*INSTRUCTION:* Reproduce all of the data exactly.

━━━━━━

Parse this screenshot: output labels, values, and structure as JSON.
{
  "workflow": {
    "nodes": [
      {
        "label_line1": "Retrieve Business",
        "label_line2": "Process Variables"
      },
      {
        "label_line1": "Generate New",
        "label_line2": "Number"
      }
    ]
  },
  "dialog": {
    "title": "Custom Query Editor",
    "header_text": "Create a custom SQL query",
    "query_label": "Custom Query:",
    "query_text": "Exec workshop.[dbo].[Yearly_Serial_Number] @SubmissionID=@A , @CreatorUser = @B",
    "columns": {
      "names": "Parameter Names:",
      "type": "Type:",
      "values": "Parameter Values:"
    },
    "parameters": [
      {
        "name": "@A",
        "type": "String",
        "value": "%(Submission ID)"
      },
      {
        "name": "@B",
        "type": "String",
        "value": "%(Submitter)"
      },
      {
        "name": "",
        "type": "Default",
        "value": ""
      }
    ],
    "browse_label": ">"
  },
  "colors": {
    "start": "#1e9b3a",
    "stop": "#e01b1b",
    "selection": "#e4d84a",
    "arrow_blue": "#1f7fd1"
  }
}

━━━━━━

*CORRECT RESULT:*
Parse this screenshot: output labels, values, and structure as JSON.
{
  "workflow": {
    "nodes": [
      {
        "label_line1": "Retrieve Business",
        "label_line2": "Process Variables"
      },
      {
        "label_line1": "Generate New",
        "label_line2": "Number"
      }
    ]
  },
  "dialog": {
    "title": "Custom Query Editor",
    "header_text": "Create a custom SQL query",
    "query_label": "Custom Query:",
    "query_text": "Exec workshop.[dbo].[Yearly_Serial_Number] @SubmissionID=@A , @CreatorUser = @B",
    "columns": {
      "names": "Parameter Names:",
      "type": "Type:",
      "values": "Parameter Values:"
    },
    "parameters": [
      {
        "name": "@A",
        "type": "String",
        "value": "%(Submission ID)"
      },
      {
        "name": "@B",
        "type": "String",
        "value": "%(Submitter)"
      },
      {
        "name": "",
        "type": "Default",
        "value": ""
      }
    ],
    "browse_label": ">"
  },
  "colors": {
    "start": "#1e9b3a",
    "stop": "#e01b1b",
    "selection": "#e4d84a",
    "arrow_blue": "#1f7fd1"
  }
}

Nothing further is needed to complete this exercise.